WHAT YOU NEED TO DO
What follows are records. Restate all of them word for word.

==== RECORD SET ====

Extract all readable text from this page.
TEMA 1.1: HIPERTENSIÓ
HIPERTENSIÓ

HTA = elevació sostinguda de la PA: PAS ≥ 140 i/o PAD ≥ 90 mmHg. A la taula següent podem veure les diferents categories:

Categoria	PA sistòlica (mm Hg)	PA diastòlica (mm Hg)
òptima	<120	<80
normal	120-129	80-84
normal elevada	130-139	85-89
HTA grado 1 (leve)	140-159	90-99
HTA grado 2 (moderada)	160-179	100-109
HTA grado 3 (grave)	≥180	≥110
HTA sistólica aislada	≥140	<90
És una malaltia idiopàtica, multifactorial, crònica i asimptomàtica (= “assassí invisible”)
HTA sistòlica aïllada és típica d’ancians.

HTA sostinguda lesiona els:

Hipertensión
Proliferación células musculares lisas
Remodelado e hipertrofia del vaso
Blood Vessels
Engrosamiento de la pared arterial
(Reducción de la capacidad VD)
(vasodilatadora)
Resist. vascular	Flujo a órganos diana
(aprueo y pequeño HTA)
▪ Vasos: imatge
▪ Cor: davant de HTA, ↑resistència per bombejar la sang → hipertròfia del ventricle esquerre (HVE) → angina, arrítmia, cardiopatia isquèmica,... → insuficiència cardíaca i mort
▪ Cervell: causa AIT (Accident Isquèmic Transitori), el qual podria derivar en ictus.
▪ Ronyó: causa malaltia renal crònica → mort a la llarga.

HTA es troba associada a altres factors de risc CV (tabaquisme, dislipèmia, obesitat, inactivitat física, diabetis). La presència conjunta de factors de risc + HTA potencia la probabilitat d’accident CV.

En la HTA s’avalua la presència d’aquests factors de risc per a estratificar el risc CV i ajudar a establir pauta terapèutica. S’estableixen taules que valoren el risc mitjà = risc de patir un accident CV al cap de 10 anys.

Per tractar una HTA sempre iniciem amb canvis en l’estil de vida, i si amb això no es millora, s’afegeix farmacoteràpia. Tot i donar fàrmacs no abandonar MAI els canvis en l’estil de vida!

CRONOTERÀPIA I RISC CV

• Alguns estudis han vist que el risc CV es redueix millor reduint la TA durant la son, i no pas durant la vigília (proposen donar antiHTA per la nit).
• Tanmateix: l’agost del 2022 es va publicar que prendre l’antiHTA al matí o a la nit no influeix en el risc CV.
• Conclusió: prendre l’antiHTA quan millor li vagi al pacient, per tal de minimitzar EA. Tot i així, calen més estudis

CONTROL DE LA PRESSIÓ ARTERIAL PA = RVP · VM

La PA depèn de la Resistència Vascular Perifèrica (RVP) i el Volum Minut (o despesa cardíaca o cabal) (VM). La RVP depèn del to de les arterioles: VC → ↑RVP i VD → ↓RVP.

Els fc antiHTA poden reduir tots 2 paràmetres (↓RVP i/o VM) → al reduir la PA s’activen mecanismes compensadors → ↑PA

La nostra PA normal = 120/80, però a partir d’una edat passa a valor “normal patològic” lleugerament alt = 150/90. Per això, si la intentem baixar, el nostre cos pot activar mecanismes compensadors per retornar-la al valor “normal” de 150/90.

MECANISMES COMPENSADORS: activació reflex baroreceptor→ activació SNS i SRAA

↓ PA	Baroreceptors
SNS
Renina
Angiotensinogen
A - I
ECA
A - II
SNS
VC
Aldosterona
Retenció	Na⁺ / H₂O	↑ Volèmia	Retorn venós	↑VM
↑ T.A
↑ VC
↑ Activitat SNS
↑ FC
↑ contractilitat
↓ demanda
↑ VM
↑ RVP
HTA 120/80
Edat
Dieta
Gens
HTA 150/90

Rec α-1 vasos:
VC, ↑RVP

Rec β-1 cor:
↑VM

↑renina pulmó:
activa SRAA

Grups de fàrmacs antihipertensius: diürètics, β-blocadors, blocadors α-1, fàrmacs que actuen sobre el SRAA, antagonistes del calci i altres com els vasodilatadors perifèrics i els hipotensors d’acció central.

====

EXERCISE OUTPUT
Extract all readable text from this page.
TEMA 1.1: HIPERTENSIÓ
HIPERTENSIÓ

HTA = elevació sostinguda de la PA: PAS ≥ 140 i/o PAD ≥ 90 mmHg. A la taula següent podem veure les diferents categories:

Categoria	PA sistòlica (mm Hg)	PA diastòlica (mm Hg)
òptima	<120	<80
normal	120-129	80-84
normal elevada	130-139	85-89
HTA grado 1 (leve)	140-159	90-99
HTA grado 2 (moderada)	160-179	100-109
HTA grado 3 (grave)	≥180	≥110
HTA sistólica aislada	≥140	<90
És una malaltia idiopàtica, multifactorial, crònica i asimptomàtica (= “assassí invisible”)
HTA sistòlica aïllada és típica d’ancians.

HTA sostinguda lesiona els:

Hipertensión
Proliferación células musculares lisas
Remodelado e hipertrofia del vaso
Blood Vessels
Engrosamiento de la pared arterial
(Reducción de la capacidad VD)
(vasodilatadora)
Resist. vascular	Flujo a órganos diana
(aprueo y pequeño HTA)
▪ Vasos: imatge
▪ Cor: davant de HTA, ↑resistència per bombejar la sang → hipertròfia del ventricle esquerre (HVE) → angina, arrítmia, cardiopatia isquèmica,... → insuficiència cardíaca i mort
▪ Cervell: causa AIT (Accident Isquèmic Transitori), el qual podria derivar en ictus.
▪ Ronyó: causa malaltia renal crònica → mort a la llarga.

HTA es troba associada a altres factors de risc CV (tabaquisme, dislipèmia, obesitat, inactivitat física, diabetis). La presència conjunta de factors de risc + HTA potencia la probabilitat d’accident CV.

En la HTA s’avalua la presència d’aquests factors de risc per a estratificar el risc CV i ajudar a establir pauta terapèutica. S’estableixen taules que valoren el risc mitjà = risc de patir un accident CV al cap de 10 anys.

Per tractar una HTA sempre iniciem amb canvis en l’estil de vida, i si amb això no es millora, s’afegeix farmacoteràpia. Tot i donar fàrmacs no abandonar MAI els canvis en l’estil de vida!

CRONOTERÀPIA I RISC CV

• Alguns estudis han vist que el risc CV es redueix millor reduint la TA durant la son, i no pas durant la vigília (proposen donar antiHTA per la nit).
• Tanmateix: l’agost del 2022 es va publicar que prendre l’antiHTA al matí o a la nit no influeix en el risc CV.
• Conclusió: prendre l’antiHTA quan millor li vagi al pacient, per tal de minimitzar EA. Tot i així, calen més estudis

CONTROL DE LA PRESSIÓ ARTERIAL PA = RVP · VM

La PA depèn de la Resistència Vascular Perifèrica (RVP) i el Volum Minut (o despesa cardíaca o cabal) (VM). La RVP depèn del to de les arterioles: VC → ↑RVP i VD → ↓RVP.

Els fc antiHTA poden reduir tots 2 paràmetres (↓RVP i/o VM) → al reduir la PA s’activen mecanismes compensadors → ↑PA

La nostra PA normal = 120/80, però a partir d’una edat passa a valor “normal patològic” lleugerament alt = 150/90. Per això, si la intentem baixar, el nostre cos pot activar mecanismes compensadors per retornar-la al valor “normal” de 150/90.

MECANISMES COMPENSADORS: activació reflex baroreceptor→ activació SNS i SRAA

↓ PA	Baroreceptors
SNS
Renina
Angiotensinogen
A - I
ECA
A - II
SNS
VC
Aldosterona
Retenció	Na⁺ / H₂O	↑ Volèmia	Retorn venós	↑VM
↑ T.A
↑ VC
↑ Activitat SNS
↑ FC
↑ contractilitat
↓ demanda
↑ VM
↑ RVP
HTA 120/80
Edat
Dieta
Gens
HTA 150/90

Rec α-1 vasos:
VC, ↑RVP

Rec β-1 cor:
↑VM

↑renina pulmó:
activa SRAA

Grups de fàrmacs antihipertensius: diürètics, β-blocadors, blocadors α-1, fàrmacs que actuen sobre el SRAA, antagonistes del calci i altres com els vasodilatadors perifèrics i els hipotensors d’acció central.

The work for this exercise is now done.